WHAT YOU HAVE TO DO:
Read the lines below and count those that have the word "无忧无虑". Respond with the number only.

SOURCE DATA:
◆ ◆ ◆ ◆ ◆ ◆ ◆
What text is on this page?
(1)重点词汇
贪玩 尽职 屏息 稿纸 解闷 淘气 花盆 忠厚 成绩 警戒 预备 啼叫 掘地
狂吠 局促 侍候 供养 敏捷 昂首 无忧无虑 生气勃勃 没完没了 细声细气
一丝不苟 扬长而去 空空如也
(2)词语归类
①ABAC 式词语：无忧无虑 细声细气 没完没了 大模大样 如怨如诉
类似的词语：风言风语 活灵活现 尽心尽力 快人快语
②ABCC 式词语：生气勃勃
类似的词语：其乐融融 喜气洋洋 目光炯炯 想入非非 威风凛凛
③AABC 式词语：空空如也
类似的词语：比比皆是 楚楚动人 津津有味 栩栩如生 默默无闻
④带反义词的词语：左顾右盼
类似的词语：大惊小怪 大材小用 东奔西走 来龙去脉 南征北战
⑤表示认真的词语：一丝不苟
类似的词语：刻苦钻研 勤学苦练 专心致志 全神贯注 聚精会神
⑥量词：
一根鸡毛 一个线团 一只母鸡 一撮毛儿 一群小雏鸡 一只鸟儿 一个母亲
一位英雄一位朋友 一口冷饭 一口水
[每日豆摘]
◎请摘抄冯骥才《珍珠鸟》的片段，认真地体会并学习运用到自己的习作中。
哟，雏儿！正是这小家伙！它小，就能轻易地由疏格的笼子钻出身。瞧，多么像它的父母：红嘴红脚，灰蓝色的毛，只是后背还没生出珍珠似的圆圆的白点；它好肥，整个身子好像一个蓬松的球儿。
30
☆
◆ ◆ ◆ ◆ ◆ ◆ ◆
RESULT OF THE EXERCISE:
2